Note how many lines hold the string "always" and give that number without any other words.

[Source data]
● ● ● ● ● ● ●

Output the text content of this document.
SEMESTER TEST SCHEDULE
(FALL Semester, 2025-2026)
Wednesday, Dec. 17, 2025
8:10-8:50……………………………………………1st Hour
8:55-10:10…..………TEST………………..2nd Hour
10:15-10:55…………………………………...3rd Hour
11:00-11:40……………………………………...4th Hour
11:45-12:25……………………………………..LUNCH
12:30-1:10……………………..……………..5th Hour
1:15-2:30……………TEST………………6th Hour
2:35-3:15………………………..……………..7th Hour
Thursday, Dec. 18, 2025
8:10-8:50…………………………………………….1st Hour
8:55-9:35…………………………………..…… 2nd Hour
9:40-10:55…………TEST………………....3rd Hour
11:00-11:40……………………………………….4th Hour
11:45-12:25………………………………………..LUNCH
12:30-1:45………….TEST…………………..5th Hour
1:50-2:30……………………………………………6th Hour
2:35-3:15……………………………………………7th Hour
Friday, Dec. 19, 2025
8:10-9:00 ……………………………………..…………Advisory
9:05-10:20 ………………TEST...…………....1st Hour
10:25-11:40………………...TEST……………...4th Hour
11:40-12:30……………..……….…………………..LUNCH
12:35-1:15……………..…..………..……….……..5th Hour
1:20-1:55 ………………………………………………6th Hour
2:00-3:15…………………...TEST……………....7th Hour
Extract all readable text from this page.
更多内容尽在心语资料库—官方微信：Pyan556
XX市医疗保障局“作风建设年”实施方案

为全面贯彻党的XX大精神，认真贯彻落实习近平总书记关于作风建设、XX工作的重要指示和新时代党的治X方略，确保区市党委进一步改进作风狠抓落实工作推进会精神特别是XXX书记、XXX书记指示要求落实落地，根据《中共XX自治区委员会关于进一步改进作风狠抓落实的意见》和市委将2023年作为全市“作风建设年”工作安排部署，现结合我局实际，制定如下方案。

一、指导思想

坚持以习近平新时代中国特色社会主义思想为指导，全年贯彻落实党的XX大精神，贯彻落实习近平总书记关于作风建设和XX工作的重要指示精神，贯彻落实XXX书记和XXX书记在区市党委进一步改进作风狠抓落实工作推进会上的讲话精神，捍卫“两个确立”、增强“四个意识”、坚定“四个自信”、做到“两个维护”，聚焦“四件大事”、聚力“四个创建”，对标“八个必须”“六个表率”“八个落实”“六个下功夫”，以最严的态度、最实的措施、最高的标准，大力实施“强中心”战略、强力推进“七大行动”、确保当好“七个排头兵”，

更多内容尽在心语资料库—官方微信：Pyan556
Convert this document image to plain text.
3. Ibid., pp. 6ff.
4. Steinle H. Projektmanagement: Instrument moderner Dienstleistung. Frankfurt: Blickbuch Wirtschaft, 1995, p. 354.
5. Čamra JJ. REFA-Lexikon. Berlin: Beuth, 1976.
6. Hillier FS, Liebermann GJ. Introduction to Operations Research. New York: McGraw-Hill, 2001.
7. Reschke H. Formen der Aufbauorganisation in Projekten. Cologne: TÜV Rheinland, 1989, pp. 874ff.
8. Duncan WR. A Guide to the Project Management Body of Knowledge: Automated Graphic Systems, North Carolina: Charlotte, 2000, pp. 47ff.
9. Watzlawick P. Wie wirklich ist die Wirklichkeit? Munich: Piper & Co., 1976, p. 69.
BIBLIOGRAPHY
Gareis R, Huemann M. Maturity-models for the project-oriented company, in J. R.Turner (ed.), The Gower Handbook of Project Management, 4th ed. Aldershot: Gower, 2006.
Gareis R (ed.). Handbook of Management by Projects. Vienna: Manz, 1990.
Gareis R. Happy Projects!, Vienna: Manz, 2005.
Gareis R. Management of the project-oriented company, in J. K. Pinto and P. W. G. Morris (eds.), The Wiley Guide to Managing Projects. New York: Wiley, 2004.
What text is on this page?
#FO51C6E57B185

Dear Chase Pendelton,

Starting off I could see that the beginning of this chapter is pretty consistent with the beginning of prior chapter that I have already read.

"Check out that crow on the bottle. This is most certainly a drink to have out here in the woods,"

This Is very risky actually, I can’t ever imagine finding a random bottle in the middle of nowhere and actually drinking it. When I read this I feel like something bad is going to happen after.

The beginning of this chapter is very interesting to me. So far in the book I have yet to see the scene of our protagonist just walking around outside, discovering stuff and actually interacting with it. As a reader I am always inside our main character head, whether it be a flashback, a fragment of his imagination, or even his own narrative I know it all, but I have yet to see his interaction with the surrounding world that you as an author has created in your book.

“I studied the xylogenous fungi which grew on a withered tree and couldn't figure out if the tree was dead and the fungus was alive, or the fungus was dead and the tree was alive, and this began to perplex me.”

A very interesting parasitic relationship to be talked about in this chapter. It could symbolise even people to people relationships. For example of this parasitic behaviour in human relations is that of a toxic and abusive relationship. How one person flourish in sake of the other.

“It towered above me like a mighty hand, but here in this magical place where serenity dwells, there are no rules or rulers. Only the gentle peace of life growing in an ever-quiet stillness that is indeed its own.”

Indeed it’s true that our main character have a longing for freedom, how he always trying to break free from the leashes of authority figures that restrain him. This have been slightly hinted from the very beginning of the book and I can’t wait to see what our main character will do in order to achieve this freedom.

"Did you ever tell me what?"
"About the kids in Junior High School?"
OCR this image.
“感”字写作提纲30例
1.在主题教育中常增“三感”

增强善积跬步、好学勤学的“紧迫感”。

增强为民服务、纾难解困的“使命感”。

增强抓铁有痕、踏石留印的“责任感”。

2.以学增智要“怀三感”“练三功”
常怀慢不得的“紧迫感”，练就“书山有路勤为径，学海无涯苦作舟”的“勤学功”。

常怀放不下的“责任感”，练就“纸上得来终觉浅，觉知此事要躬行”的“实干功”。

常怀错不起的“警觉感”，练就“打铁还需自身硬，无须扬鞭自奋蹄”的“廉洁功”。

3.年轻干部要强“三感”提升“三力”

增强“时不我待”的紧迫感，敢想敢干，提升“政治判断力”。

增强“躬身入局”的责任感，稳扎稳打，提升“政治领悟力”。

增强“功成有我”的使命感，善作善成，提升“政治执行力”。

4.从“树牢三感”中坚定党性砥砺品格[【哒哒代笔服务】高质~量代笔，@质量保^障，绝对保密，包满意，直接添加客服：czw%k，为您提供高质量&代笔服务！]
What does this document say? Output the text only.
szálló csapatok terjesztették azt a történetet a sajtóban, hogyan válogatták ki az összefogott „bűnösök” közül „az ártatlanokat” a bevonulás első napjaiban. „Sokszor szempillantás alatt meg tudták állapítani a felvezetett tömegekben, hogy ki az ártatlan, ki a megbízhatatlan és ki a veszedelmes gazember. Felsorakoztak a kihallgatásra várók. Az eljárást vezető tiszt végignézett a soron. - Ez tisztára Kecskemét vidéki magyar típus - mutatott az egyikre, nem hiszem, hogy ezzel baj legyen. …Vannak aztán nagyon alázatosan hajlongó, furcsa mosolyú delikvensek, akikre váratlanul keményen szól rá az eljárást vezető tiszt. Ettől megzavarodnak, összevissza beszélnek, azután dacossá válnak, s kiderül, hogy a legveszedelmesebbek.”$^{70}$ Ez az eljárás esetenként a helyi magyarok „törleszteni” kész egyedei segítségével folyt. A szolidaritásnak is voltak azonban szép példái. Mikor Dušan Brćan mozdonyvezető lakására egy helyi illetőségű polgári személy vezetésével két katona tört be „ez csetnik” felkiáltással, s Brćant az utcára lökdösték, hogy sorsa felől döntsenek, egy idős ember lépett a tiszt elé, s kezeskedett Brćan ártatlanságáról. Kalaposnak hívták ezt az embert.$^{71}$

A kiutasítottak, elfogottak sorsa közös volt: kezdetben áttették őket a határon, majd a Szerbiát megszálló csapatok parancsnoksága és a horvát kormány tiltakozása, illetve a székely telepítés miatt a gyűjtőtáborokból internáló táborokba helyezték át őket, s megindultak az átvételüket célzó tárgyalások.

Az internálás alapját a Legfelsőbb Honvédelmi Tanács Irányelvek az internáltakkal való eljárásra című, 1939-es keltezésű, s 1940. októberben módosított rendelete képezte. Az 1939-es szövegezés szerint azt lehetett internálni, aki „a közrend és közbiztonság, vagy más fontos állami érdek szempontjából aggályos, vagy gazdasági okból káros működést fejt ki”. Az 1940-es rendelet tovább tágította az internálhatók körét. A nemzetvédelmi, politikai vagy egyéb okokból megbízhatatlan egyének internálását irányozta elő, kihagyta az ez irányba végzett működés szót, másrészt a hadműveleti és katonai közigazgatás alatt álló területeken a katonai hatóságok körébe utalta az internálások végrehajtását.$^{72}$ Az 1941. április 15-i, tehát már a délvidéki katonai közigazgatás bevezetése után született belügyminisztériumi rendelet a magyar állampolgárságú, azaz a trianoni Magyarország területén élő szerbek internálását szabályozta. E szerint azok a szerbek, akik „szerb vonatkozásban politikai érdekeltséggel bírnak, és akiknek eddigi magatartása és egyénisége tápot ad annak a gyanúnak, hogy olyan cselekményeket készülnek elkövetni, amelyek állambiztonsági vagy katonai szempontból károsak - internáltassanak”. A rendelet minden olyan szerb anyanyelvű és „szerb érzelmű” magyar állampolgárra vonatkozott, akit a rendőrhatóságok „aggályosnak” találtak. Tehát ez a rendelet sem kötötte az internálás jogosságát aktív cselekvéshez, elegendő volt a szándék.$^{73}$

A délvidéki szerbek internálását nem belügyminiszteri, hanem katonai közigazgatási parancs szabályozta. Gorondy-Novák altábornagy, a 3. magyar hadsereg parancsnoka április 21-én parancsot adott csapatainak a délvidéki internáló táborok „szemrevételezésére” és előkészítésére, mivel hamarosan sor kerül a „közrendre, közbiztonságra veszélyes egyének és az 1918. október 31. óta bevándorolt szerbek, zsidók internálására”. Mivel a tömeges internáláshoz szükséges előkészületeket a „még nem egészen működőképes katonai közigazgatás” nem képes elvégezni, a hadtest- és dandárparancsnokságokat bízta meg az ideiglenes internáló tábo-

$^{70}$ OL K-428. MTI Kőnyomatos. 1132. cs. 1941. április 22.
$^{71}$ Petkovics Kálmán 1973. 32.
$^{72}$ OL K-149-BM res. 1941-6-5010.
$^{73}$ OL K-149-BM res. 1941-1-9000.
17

● ● ● ● ● ● ●

| Full output |
2